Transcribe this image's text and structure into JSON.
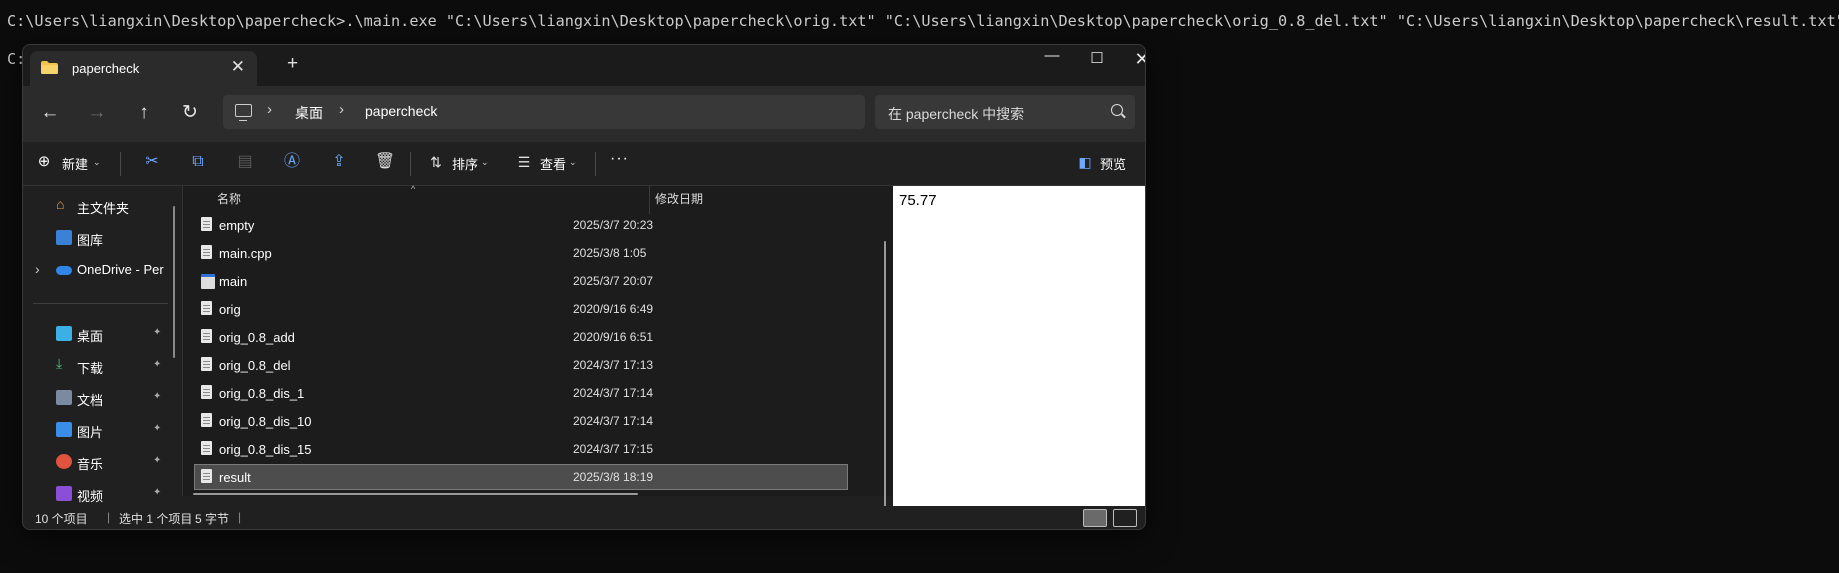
{
  "terminal": {
    "line1": "C:\\Users\\liangxin\\Desktop\\papercheck>.\\main.exe \"C:\\Users\\liangxin\\Desktop\\papercheck\\orig.txt\" \"C:\\Users\\liangxin\\Desktop\\papercheck\\orig_0.8_del.txt\" \"C:\\Users\\liangxin\\Desktop\\papercheck\\result.txt\"",
    "line2": "C:"
  },
  "window": {
    "tab_title": "papercheck",
    "close_tab": "✕",
    "new_tab": "+",
    "minimize": "—",
    "maximize": "☐",
    "close": "✕"
  },
  "nav": {
    "back": "←",
    "forward": "→",
    "up": "↑",
    "refresh": "↻",
    "chevron": "›",
    "breadcrumb": [
      "桌面",
      "papercheck"
    ],
    "search_placeholder": "在 papercheck 中搜索"
  },
  "toolbar": {
    "new_label": "新建",
    "sort_label": "排序",
    "view_label": "查看",
    "more": "···",
    "preview_label": "预览"
  },
  "sidebar": {
    "items": [
      {
        "label": "主文件夹",
        "icon": "home-icon"
      },
      {
        "label": "图库",
        "icon": "gallery-icon"
      },
      {
        "label": "OneDrive - Per",
        "icon": "onedrive-icon",
        "expand": "›"
      },
      {
        "label": "桌面",
        "icon": "desktop-icon",
        "pin": "📌"
      },
      {
        "label": "下载",
        "icon": "download-icon",
        "pin": "📌"
      },
      {
        "label": "文档",
        "icon": "documents-icon",
        "pin": "📌"
      },
      {
        "label": "图片",
        "icon": "pictures-icon",
        "pin": "📌"
      },
      {
        "label": "音乐",
        "icon": "music-icon",
        "pin": "📌"
      },
      {
        "label": "视频",
        "icon": "video-icon",
        "pin": "📌"
      }
    ]
  },
  "file_list": {
    "columns": {
      "name": "名称",
      "date": "修改日期",
      "sort_caret": "^"
    },
    "files": [
      {
        "name": "empty",
        "date": "2025/3/7 20:23",
        "selected": false
      },
      {
        "name": "main.cpp",
        "date": "2025/3/8 1:05",
        "selected": false
      },
      {
        "name": "main",
        "date": "2025/3/7 20:07",
        "selected": false
      },
      {
        "name": "orig",
        "date": "2020/9/16 6:49",
        "selected": false
      },
      {
        "name": "orig_0.8_add",
        "date": "2020/9/16 6:51",
        "selected": false
      },
      {
        "name": "orig_0.8_del",
        "date": "2024/3/7 17:13",
        "selected": false
      },
      {
        "name": "orig_0.8_dis_1",
        "date": "2024/3/7 17:14",
        "selected": false
      },
      {
        "name": "orig_0.8_dis_10",
        "date": "2024/3/7 17:14",
        "selected": false
      },
      {
        "name": "orig_0.8_dis_15",
        "date": "2024/3/7 17:15",
        "selected": false
      },
      {
        "name": "result",
        "date": "2025/3/8 18:19",
        "selected": true
      }
    ]
  },
  "preview": {
    "content": "75.77"
  },
  "status": {
    "item_count": "10 个项目",
    "selection": "选中 1 个项目",
    "size": "5 字节",
    "divider": "|"
  }
}
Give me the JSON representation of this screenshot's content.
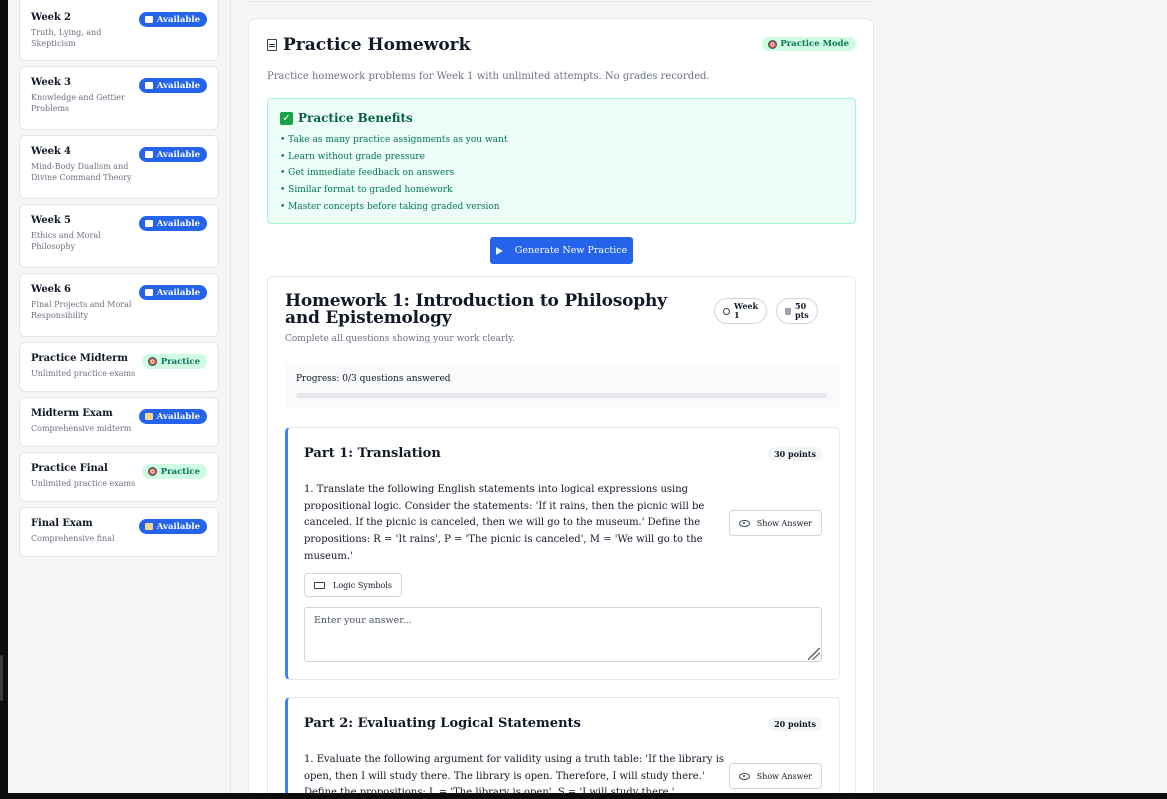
{
  "sidebar": {
    "items": [
      {
        "title": "Week 2",
        "sub": "Truth, Lying, and Skepticism",
        "badge": "Available",
        "badge_type": "available"
      },
      {
        "title": "Week 3",
        "sub": "Knowledge and Gettier Problems",
        "badge": "Available",
        "badge_type": "available"
      },
      {
        "title": "Week 4",
        "sub": "Mind-Body Dualism and Divine Command Theory",
        "badge": "Available",
        "badge_type": "available"
      },
      {
        "title": "Week 5",
        "sub": "Ethics and Moral Philosophy",
        "badge": "Available",
        "badge_type": "available"
      },
      {
        "title": "Week 6",
        "sub": "Final Projects and Moral Responsibility",
        "badge": "Available",
        "badge_type": "available"
      },
      {
        "title": "Practice Midterm",
        "sub": "Unlimited practice exams",
        "badge": "Practice",
        "badge_type": "practice"
      },
      {
        "title": "Midterm Exam",
        "sub": "Comprehensive midterm",
        "badge": "Available",
        "badge_type": "exam"
      },
      {
        "title": "Practice Final",
        "sub": "Unlimited practice exams",
        "badge": "Practice",
        "badge_type": "practice"
      },
      {
        "title": "Final Exam",
        "sub": "Comprehensive final",
        "badge": "Available",
        "badge_type": "exam"
      }
    ]
  },
  "panel": {
    "title": "Practice Homework",
    "mode_badge": "Practice Mode",
    "description": "Practice homework problems for Week 1 with unlimited attempts. No grades recorded.",
    "benefits": {
      "title": "Practice Benefits",
      "items": [
        "• Take as many practice assignments as you want",
        "• Learn without grade pressure",
        "• Get immediate feedback on answers",
        "• Similar format to graded homework",
        "• Master concepts before taking graded version"
      ]
    },
    "generate_label": "Generate New Practice"
  },
  "homework": {
    "title": "Homework 1: Introduction to Philosophy and Epistemology",
    "subtitle": "Complete all questions showing your work clearly.",
    "week_pill": "Week 1",
    "points_pill": "50 pts",
    "progress_text": "Progress: 0/3 questions answered",
    "progress_fraction": 0,
    "parts": [
      {
        "title": "Part 1: Translation",
        "points": "30 points",
        "question": "1. Translate the following English statements into logical expressions using propositional logic. Consider the statements: 'If it rains, then the picnic will be canceled. If the picnic is canceled, then we will go to the museum.' Define the propositions: R = 'It rains', P = 'The picnic is canceled', M = 'We will go to the museum.'",
        "show_answer": "Show Answer",
        "symbols_label": "Logic Symbols",
        "answer_placeholder": "Enter your answer..."
      },
      {
        "title": "Part 2: Evaluating Logical Statements",
        "points": "20 points",
        "question": "1. Evaluate the following argument for validity using a truth table: 'If the library is open, then I will study there. The library is open. Therefore, I will study there.' Define the propositions: L = 'The library is open', S = 'I will study there.'",
        "show_answer": "Show Answer"
      }
    ]
  }
}
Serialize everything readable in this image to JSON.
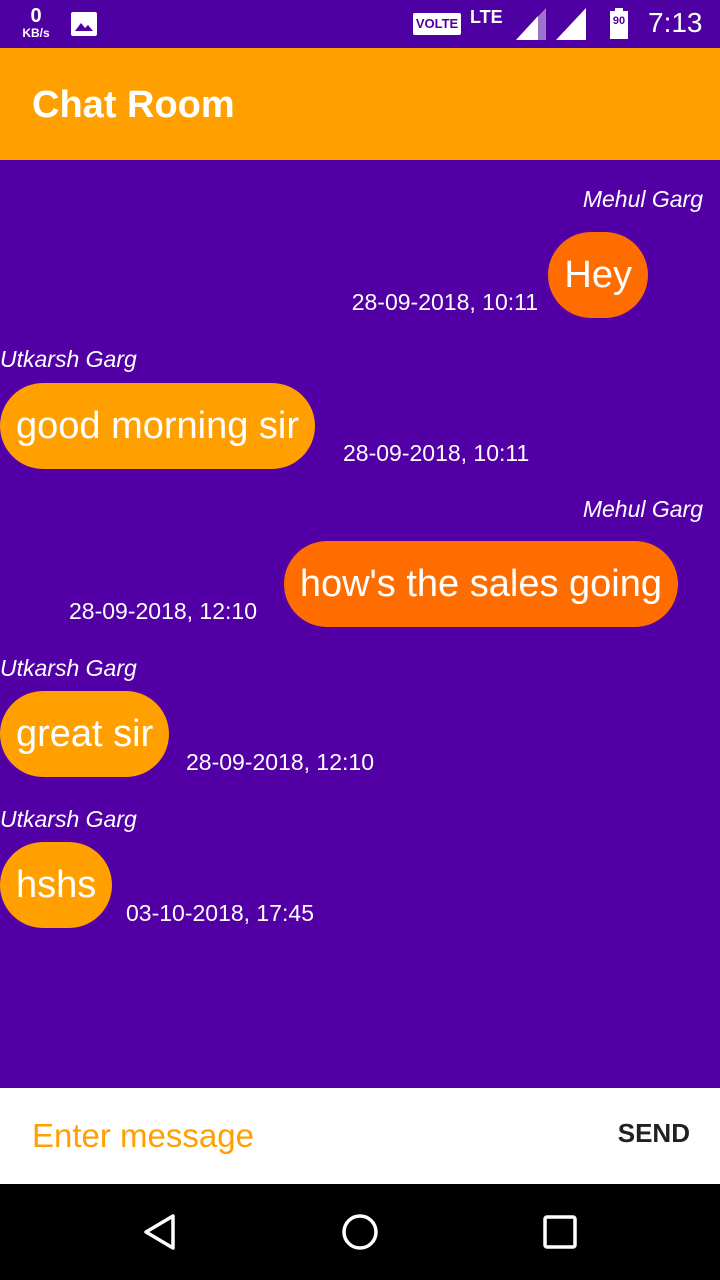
{
  "status_bar": {
    "net_speed_value": "0",
    "net_speed_unit": "KB/s",
    "volte_label": "VOLTE",
    "network_type": "LTE",
    "battery_level": "90",
    "time": "7:13"
  },
  "app_bar": {
    "title": "Chat Room"
  },
  "messages": [
    {
      "sender": "Mehul Garg",
      "text": "Hey",
      "timestamp": "28-09-2018, 10:11",
      "direction": "sent"
    },
    {
      "sender": "Utkarsh Garg",
      "text": "good morning sir",
      "timestamp": "28-09-2018, 10:11",
      "direction": "received"
    },
    {
      "sender": "Mehul Garg",
      "text": "how's the sales going",
      "timestamp": "28-09-2018, 12:10",
      "direction": "sent"
    },
    {
      "sender": "Utkarsh Garg",
      "text": "great sir",
      "timestamp": "28-09-2018, 12:10",
      "direction": "received"
    },
    {
      "sender": "Utkarsh Garg",
      "text": "hshs",
      "timestamp": "03-10-2018, 17:45",
      "direction": "received"
    }
  ],
  "input": {
    "placeholder": "Enter message",
    "value": "",
    "send_label": "SEND"
  },
  "colors": {
    "background": "#5200a6",
    "app_bar": "#ffa000",
    "sent_bubble": "#ff6d00",
    "received_bubble": "#ffa000"
  },
  "icons": {
    "status_bar": [
      "image-icon",
      "signal-icon",
      "battery-icon"
    ],
    "nav_bar": [
      "back-icon",
      "home-icon",
      "recents-icon"
    ]
  }
}
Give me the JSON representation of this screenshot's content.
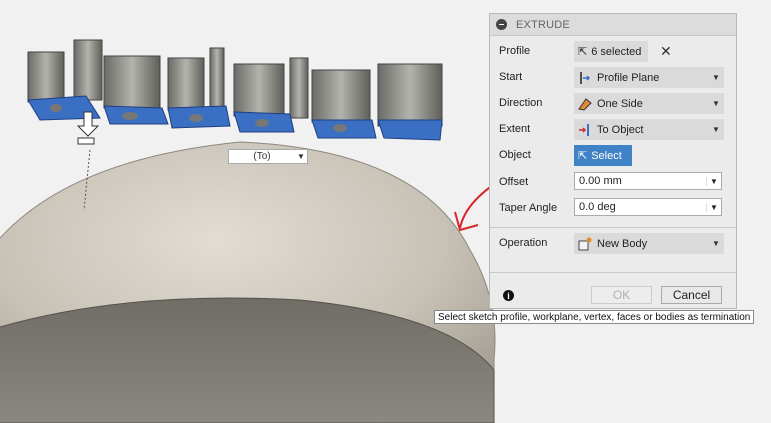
{
  "dialog": {
    "title": "EXTRUDE",
    "rows": {
      "profile": {
        "label": "Profile",
        "value": "6 selected"
      },
      "start": {
        "label": "Start",
        "value": "Profile Plane"
      },
      "direction": {
        "label": "Direction",
        "value": "One Side"
      },
      "extent": {
        "label": "Extent",
        "value": "To Object"
      },
      "object": {
        "label": "Object",
        "value": "Select"
      },
      "offset": {
        "label": "Offset",
        "value": "0.00 mm"
      },
      "taper": {
        "label": "Taper Angle",
        "value": "0.0 deg"
      },
      "operation": {
        "label": "Operation",
        "value": "New Body"
      }
    },
    "ok_label": "OK",
    "cancel_label": "Cancel",
    "info_glyph": "i"
  },
  "viewport": {
    "to_label": "(To)",
    "letters_color": "#3a6fc4",
    "annotation_color": "#d8262a"
  },
  "tooltip": "Select sketch profile, workplane, vertex, faces or bodies as termination"
}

....................

● Task objective:
Scan the listing above and identify each line holding the string "Comprehensive"; copy every such line.

● Exercise response:
        "sub": "Comprehensive midterm",
        "sub": "Comprehensive final",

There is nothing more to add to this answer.